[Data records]
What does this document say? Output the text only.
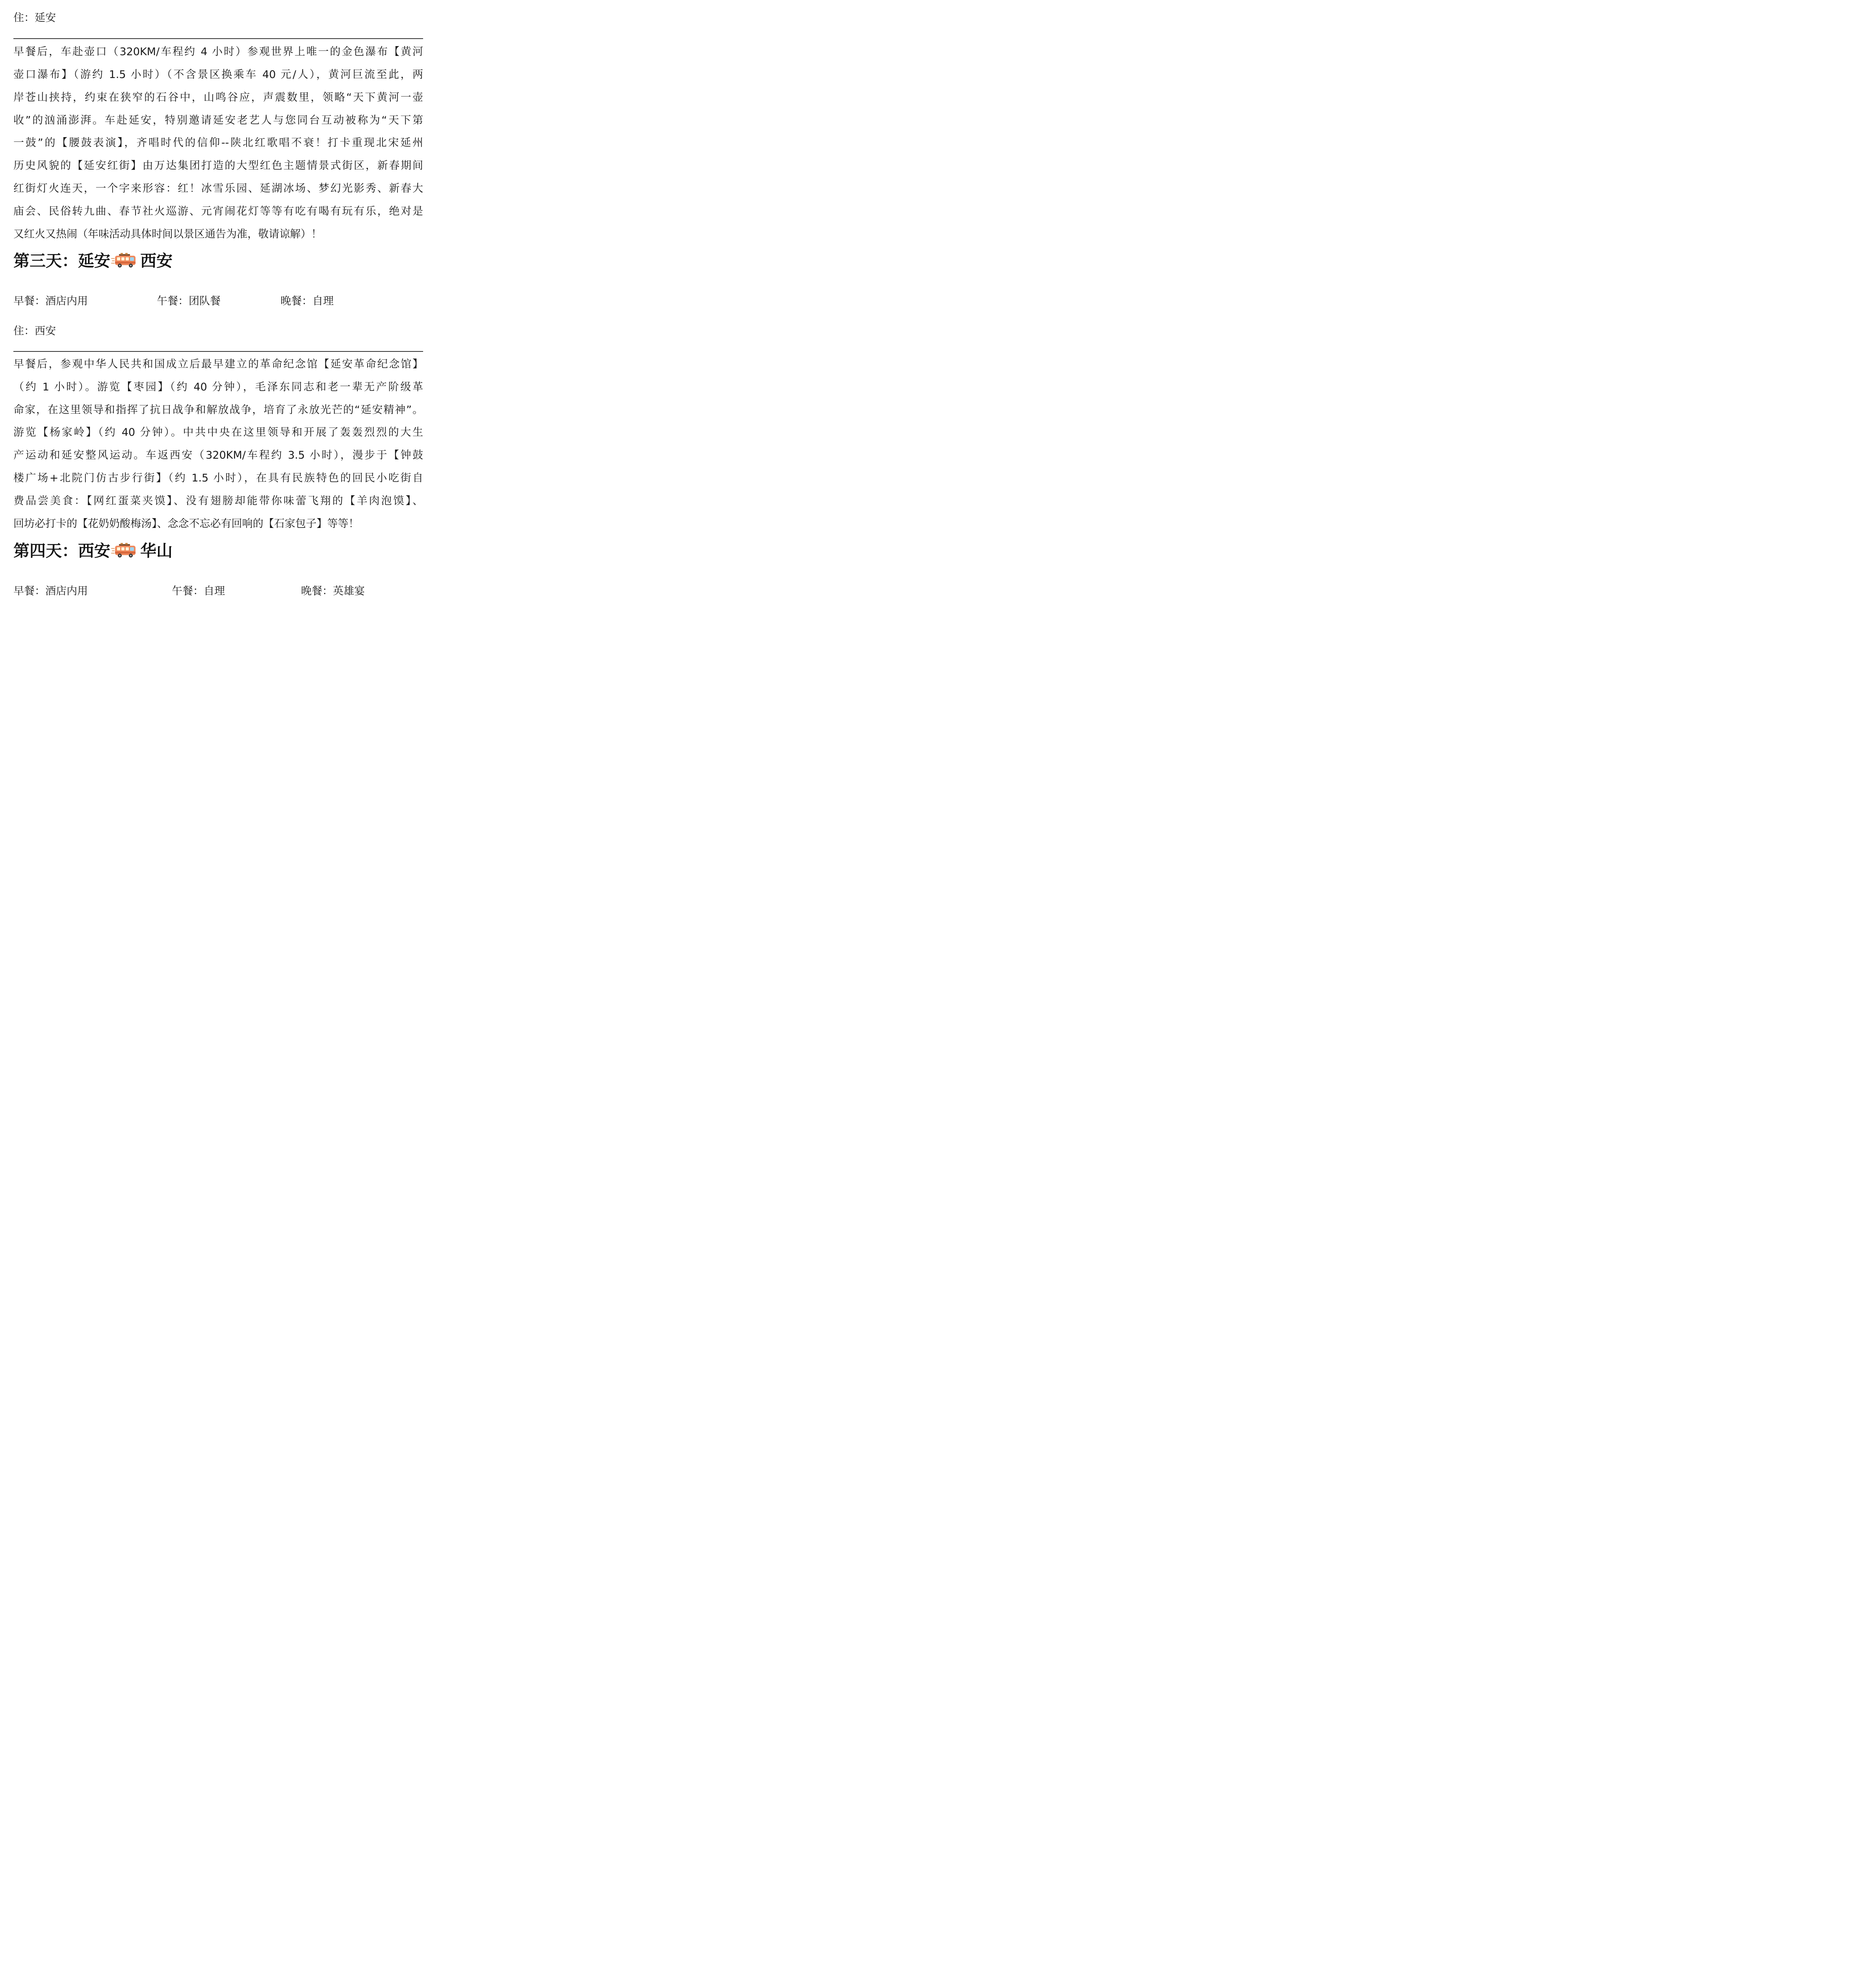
住：延安
早餐后，车赴壶口（320KM/车程约 4 小时）参观世界上唯一的金色瀑布【黄河
壶口瀑布】（游约 1.5 小时）（不含景区换乘车 40 元/人），黄河巨流至此，两
岸苍山挟持，约束在狭窄的石谷中，山鸣谷应，声震数里，领略“天下黄河一壶
收”的汹涌澎湃。车赴延安，特别邀请延安老艺人与您同台互动被称为“天下第
一鼓”的【腰鼓表演】，齐唱时代的信仰--陕北红歌唱不衰！打卡重现北宋延州
历史风貌的【延安红街】由万达集团打造的大型红色主题情景式街区，新春期间
红街灯火连天，一个字来形容：红！冰雪乐园、延湖冰场、梦幻光影秀、新春大
庙会、民俗转九曲、春节社火巡游、元宵闹花灯等等有吃有喝有玩有乐，绝对是
又红火又热闹（年味活动具体时间以景区通告为准，敬请谅解）！
第三天：延安 西安
早餐：酒店内用	午餐：团队餐	晚餐：自理
住：西安
早餐后，参观中华人民共和国成立后最早建立的革命纪念馆【延安革命纪念馆】
（约 1 小时）。游览【枣园】（约 40 分钟），毛泽东同志和老一辈无产阶级革
命家，在这里领导和指挥了抗日战争和解放战争，培育了永放光芒的“延安精神”。
游览【杨家岭】（约 40 分钟）。中共中央在这里领导和开展了轰轰烈烈的大生
产运动和延安整风运动。车返西安（320KM/车程约 3.5 小时），漫步于【钟鼓
楼广场+北院门仿古步行街】（约 1.5 小时），在具有民族特色的回民小吃街自
费品尝美食：【网红蛋菜夹馍】、没有翅膀却能带你味蕾飞翔的【羊肉泡馍】、
回坊必打卡的【花奶奶酸梅汤】、念念不忘必有回响的【石家包子】等等！
第四天：西安 华山
早餐：酒店内用	午餐：自理	晚餐：英雄宴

» **Short problem**
Copy out all lines that carry the word "酒店内用".

» **Written solution**
早餐：酒店内用	午餐：团队餐	晚餐：自理
早餐：酒店内用	午餐：自理	晚餐：英雄宴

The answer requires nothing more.